Given task:
Print all of the lines exactly. Any picture among them stays out.

Record list:
◆ ◆ ◆ ◆ ◆

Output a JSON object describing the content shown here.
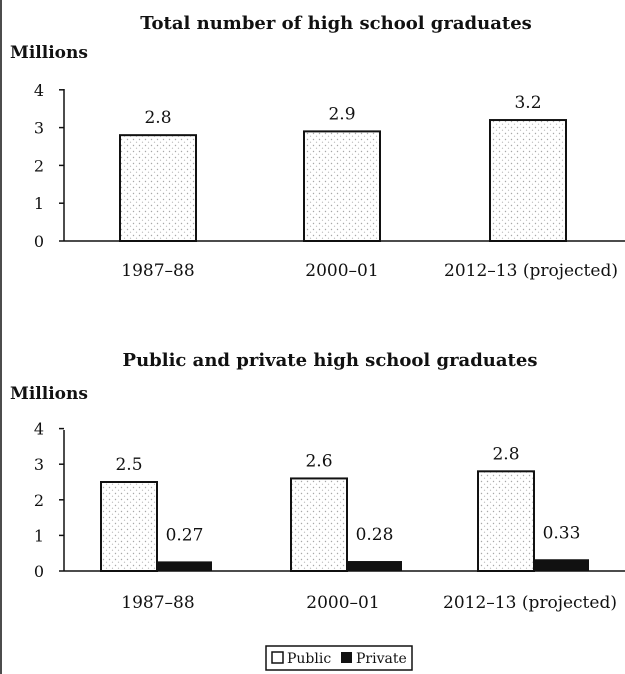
{
  "colors": {
    "public_fill": "#ffffff",
    "public_stipple": "#9a9a9a",
    "private_fill": "#111111",
    "axis": "#111111"
  },
  "chart_data": [
    {
      "type": "bar",
      "title": "Total number of high school graduates",
      "ylabel": "Millions",
      "categories": [
        "1987–88",
        "2000–01",
        "2012–13 (projected)"
      ],
      "yticks": [
        "0",
        "1",
        "2",
        "3",
        "4"
      ],
      "ylim": [
        0,
        4
      ],
      "series": [
        {
          "values": [
            2.8,
            2.9,
            3.2
          ],
          "labels": [
            "2.8",
            "2.9",
            "3.2"
          ],
          "style": "stippled"
        }
      ],
      "grid": false
    },
    {
      "type": "bar",
      "title": "Public and private high school graduates",
      "ylabel": "Millions",
      "categories": [
        "1987–88",
        "2000–01",
        "2012–13 (projected)"
      ],
      "yticks": [
        "0",
        "1",
        "2",
        "3",
        "4"
      ],
      "ylim": [
        0,
        4
      ],
      "series": [
        {
          "name": "Public",
          "values": [
            2.5,
            2.6,
            2.8
          ],
          "labels": [
            "2.5",
            "2.6",
            "2.8"
          ],
          "style": "stippled"
        },
        {
          "name": "Private",
          "values": [
            0.27,
            0.28,
            0.33
          ],
          "labels": [
            "0.27",
            "0.28",
            "0.33"
          ],
          "style": "solid"
        }
      ],
      "grid": false,
      "legend": "bottom-center"
    }
  ]
}
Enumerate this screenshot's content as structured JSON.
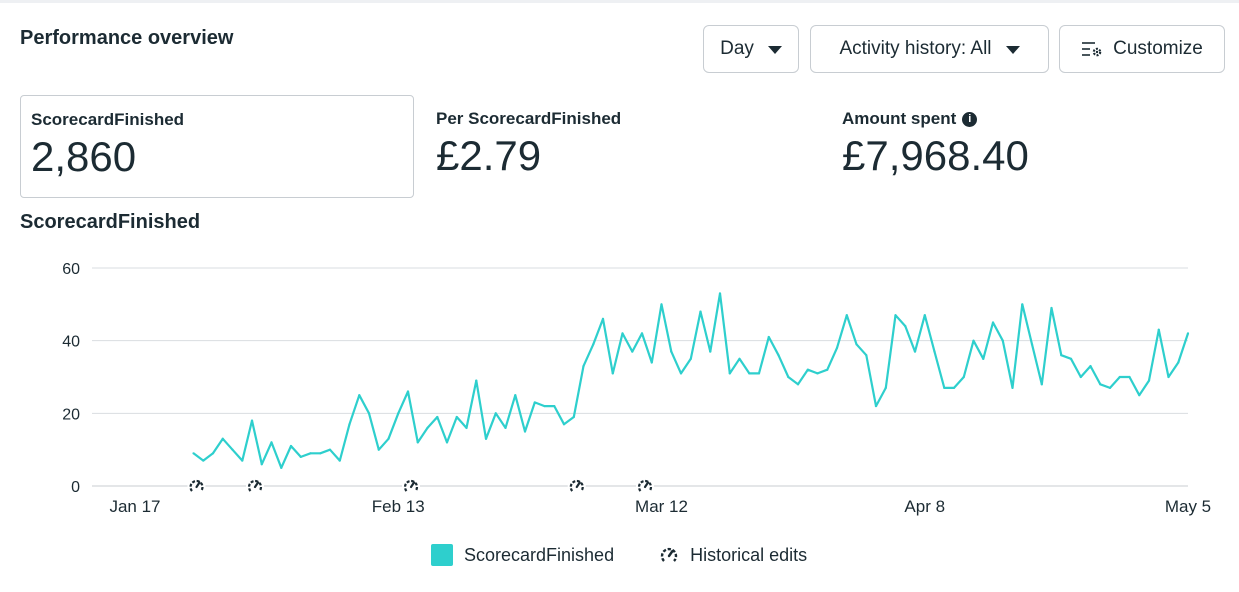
{
  "header": {
    "title": "Performance overview",
    "day_label": "Day",
    "activity_label": "Activity history: All",
    "customize_label": "Customize"
  },
  "metrics": [
    {
      "label": "ScorecardFinished",
      "value": "2,860"
    },
    {
      "label": "Per ScorecardFinished",
      "value": "£2.79"
    },
    {
      "label": "Amount spent",
      "value": "£7,968.40"
    }
  ],
  "colors": {
    "series": "#2ecfcd",
    "text": "#1c2b33",
    "grid": "#d9dde1"
  },
  "chart_data": {
    "type": "line",
    "title": "ScorecardFinished",
    "x_ticks": [
      "Jan 17",
      "Feb 13",
      "Mar 12",
      "Apr 8",
      "May 5"
    ],
    "x_tick_index": [
      0,
      27,
      54,
      81,
      108
    ],
    "y_ticks": [
      "0",
      "20",
      "40",
      "60"
    ],
    "ylim": [
      0,
      60
    ],
    "grid": true,
    "series": [
      {
        "name": "ScorecardFinished",
        "start_index": 6,
        "values": [
          9,
          7,
          9,
          13,
          10,
          7,
          18,
          6,
          12,
          5,
          11,
          8,
          9,
          9,
          10,
          7,
          17,
          25,
          20,
          10,
          13,
          20,
          26,
          12,
          16,
          19,
          12,
          19,
          16,
          29,
          13,
          20,
          16,
          25,
          15,
          23,
          22,
          22,
          17,
          19,
          33,
          39,
          46,
          31,
          42,
          37,
          42,
          34,
          50,
          37,
          31,
          35,
          48,
          37,
          53,
          31,
          35,
          31,
          31,
          41,
          36,
          30,
          28,
          32,
          31,
          32,
          38,
          47,
          39,
          36,
          22,
          27,
          47,
          44,
          37,
          47,
          37,
          27,
          27,
          30,
          40,
          35,
          45,
          40,
          27,
          50,
          39,
          28,
          49,
          36,
          35,
          30,
          33,
          28,
          27,
          30,
          30,
          25,
          29,
          43,
          30,
          34,
          42
        ]
      }
    ],
    "historical_edit_index": [
      6,
      12,
      28,
      45,
      52
    ],
    "legend": [
      "ScorecardFinished",
      "Historical edits"
    ],
    "legend_position": "bottom"
  }
}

◆ ◆ ◆ ◆ ◆

Task output:
Output a JSON object describing the content shown here.
{
  "colors": {
    "public_fill": "#ffffff",
    "public_stipple": "#9a9a9a",
    "private_fill": "#111111",
    "axis": "#111111"
  },
  "chart_data": [
    {
      "type": "bar",
      "title": "Total number of high school graduates",
      "ylabel": "Millions",
      "categories": [
        "1987–88",
        "2000–01",
        "2012–13 (projected)"
      ],
      "yticks": [
        "0",
        "1",
        "2",
        "3",
        "4"
      ],
      "ylim": [
        0,
        4
      ],
      "series": [
        {
          "values": [
            2.8,
            2.9,
            3.2
          ],
          "labels": [
            "2.8",
            "2.9",
            "3.2"
          ],
          "style": "stippled"
        }
      ],
      "grid": false
    },
    {
      "type": "bar",
      "title": "Public and private high school graduates",
      "ylabel": "Millions",
      "categories": [
        "1987–88",
        "2000–01",
        "2012–13 (projected)"
      ],
      "yticks": [
        "0",
        "1",
        "2",
        "3",
        "4"
      ],
      "ylim": [
        0,
        4
      ],
      "series": [
        {
          "name": "Public",
          "values": [
            2.5,
            2.6,
            2.8
          ],
          "labels": [
            "2.5",
            "2.6",
            "2.8"
          ],
          "style": "stippled"
        },
        {
          "name": "Private",
          "values": [
            0.27,
            0.28,
            0.33
          ],
          "labels": [
            "0.27",
            "0.28",
            "0.33"
          ],
          "style": "solid"
        }
      ],
      "grid": false,
      "legend": "bottom-center"
    }
  ]
}
Enumerate this screenshot's content as structured JSON.
{
  "header": {
    "title": "Performance overview",
    "day_label": "Day",
    "activity_label": "Activity history: All",
    "customize_label": "Customize"
  },
  "metrics": [
    {
      "label": "ScorecardFinished",
      "value": "2,860"
    },
    {
      "label": "Per ScorecardFinished",
      "value": "£2.79"
    },
    {
      "label": "Amount spent",
      "value": "£7,968.40"
    }
  ],
  "colors": {
    "series": "#2ecfcd",
    "text": "#1c2b33",
    "grid": "#d9dde1"
  },
  "chart_data": {
    "type": "line",
    "title": "ScorecardFinished",
    "x_ticks": [
      "Jan 17",
      "Feb 13",
      "Mar 12",
      "Apr 8",
      "May 5"
    ],
    "x_tick_index": [
      0,
      27,
      54,
      81,
      108
    ],
    "y_ticks": [
      "0",
      "20",
      "40",
      "60"
    ],
    "ylim": [
      0,
      60
    ],
    "grid": true,
    "series": [
      {
        "name": "ScorecardFinished",
        "start_index": 6,
        "values": [
          9,
          7,
          9,
          13,
          10,
          7,
          18,
          6,
          12,
          5,
          11,
          8,
          9,
          9,
          10,
          7,
          17,
          25,
          20,
          10,
          13,
          20,
          26,
          12,
          16,
          19,
          12,
          19,
          16,
          29,
          13,
          20,
          16,
          25,
          15,
          23,
          22,
          22,
          17,
          19,
          33,
          39,
          46,
          31,
          42,
          37,
          42,
          34,
          50,
          37,
          31,
          35,
          48,
          37,
          53,
          31,
          35,
          31,
          31,
          41,
          36,
          30,
          28,
          32,
          31,
          32,
          38,
          47,
          39,
          36,
          22,
          27,
          47,
          44,
          37,
          47,
          37,
          27,
          27,
          30,
          40,
          35,
          45,
          40,
          27,
          50,
          39,
          28,
          49,
          36,
          35,
          30,
          33,
          28,
          27,
          30,
          30,
          25,
          29,
          43,
          30,
          34,
          42
        ]
      }
    ],
    "historical_edit_index": [
      6,
      12,
      28,
      45,
      52
    ],
    "legend": [
      "ScorecardFinished",
      "Historical edits"
    ],
    "legend_position": "bottom"
  }
}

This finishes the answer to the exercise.